What you should do: Review the listing and copy each line that holds the word "greater".

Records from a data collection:
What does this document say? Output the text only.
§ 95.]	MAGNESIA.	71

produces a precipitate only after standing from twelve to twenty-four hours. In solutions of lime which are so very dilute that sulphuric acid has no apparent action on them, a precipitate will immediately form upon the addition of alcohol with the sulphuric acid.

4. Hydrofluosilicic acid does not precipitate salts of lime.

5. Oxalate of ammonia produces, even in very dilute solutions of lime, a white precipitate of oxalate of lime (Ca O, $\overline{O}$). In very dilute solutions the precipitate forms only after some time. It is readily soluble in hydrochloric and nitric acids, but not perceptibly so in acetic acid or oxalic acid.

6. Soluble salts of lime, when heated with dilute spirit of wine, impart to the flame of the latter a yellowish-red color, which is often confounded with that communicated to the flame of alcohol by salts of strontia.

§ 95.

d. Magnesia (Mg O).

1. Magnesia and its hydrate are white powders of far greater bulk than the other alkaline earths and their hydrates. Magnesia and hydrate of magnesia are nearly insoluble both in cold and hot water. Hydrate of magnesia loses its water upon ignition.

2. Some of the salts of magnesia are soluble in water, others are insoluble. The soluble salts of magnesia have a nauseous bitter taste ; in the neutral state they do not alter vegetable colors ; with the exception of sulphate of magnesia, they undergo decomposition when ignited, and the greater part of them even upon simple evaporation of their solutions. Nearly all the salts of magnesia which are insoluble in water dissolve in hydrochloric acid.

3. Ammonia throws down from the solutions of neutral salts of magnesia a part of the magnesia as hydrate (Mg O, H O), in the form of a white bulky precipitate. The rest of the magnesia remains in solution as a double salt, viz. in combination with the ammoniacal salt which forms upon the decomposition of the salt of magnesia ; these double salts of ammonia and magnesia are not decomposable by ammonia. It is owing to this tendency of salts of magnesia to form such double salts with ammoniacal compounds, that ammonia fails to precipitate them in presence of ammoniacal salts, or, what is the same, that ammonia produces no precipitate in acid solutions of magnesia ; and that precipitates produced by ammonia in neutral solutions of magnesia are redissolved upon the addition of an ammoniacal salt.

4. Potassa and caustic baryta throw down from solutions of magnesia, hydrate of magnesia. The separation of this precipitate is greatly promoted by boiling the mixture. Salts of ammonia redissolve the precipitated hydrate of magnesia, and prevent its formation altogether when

Solution for this task:
1. Magnesia and its hydrate are white powders of far greater bulk than the other alkaline earths and their hydrates. Magnesia and hydrate of magnesia are nearly insoluble both in cold and hot water. Hydrate of magnesia loses its water upon ignition.
2. Some of the salts of magnesia are soluble in water, others are insoluble. The soluble salts of magnesia have a nauseous bitter taste ; in the neutral state they do not alter vegetable colors ; with the exception of sulphate of magnesia, they undergo decomposition when ignited, and the greater part of them even upon simple evaporation of their solutions. Nearly all the salts of magnesia which are insoluble in water dissolve in hydrochloric acid.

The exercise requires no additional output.